> _DATA PROVIDED_
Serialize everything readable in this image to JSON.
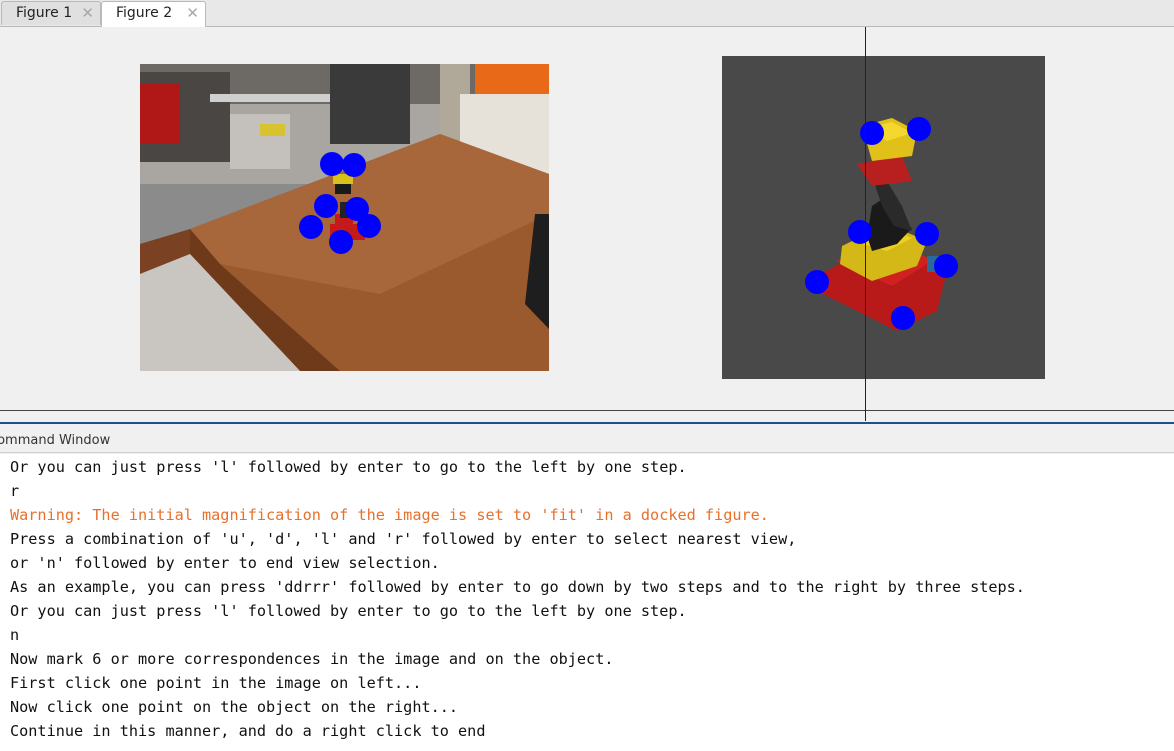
{
  "tabs": [
    {
      "label": "Figure 1",
      "active": false
    },
    {
      "label": "Figure 2",
      "active": true
    }
  ],
  "icons": {
    "tab_close": "close-icon"
  },
  "figure": {
    "left_image": {
      "description_marker_color": "#0000ff"
    },
    "right_image": {
      "background": "#494949",
      "marker_color": "#0000ff"
    }
  },
  "command_window": {
    "title": "Command Window",
    "lines": [
      {
        "text": "Or you can just press 'l' followed by enter to go to the left by one step.",
        "type": "normal"
      },
      {
        "text": "r",
        "type": "normal"
      },
      {
        "text": "Warning: The initial magnification of the image is set to 'fit' in a docked figure.",
        "type": "warning"
      },
      {
        "text": "Press a combination of 'u', 'd', 'l' and 'r' followed by enter to select nearest view,",
        "type": "normal"
      },
      {
        "text": "or 'n' followed by enter to end view selection.",
        "type": "normal"
      },
      {
        "text": "As an example, you can press 'ddrrr' followed by enter to go down by two steps and to the right by three steps.",
        "type": "normal"
      },
      {
        "text": "Or you can just press 'l' followed by enter to go to the left by one step.",
        "type": "normal"
      },
      {
        "text": "n",
        "type": "normal"
      },
      {
        "text": "Now mark 6 or more correspondences in the image and on the object.",
        "type": "normal"
      },
      {
        "text": "First click one point in the image on left...",
        "type": "normal"
      },
      {
        "text": "Now click one point on the object on the right...",
        "type": "normal"
      },
      {
        "text": "Continue in this manner, and do a right click to end",
        "type": "normal"
      }
    ],
    "warning_color": "#e8702a"
  }
}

> _OBJECTIVE_
Find the word "followed" and list each line it appears in.

> _REPLY TO THE TASK_
        "text": "Or you can just press 'l' followed by enter to go to the left by one step.",
        "text": "Press a combination of 'u', 'd', 'l' and 'r' followed by enter to select nearest view,",
        "text": "or 'n' followed by enter to end view selection.",
        "text": "As an example, you can press 'ddrrr' followed by enter to go down by two steps and to the right by three steps.",
        "text": "Or you can just press 'l' followed by enter to go to the left by one step.",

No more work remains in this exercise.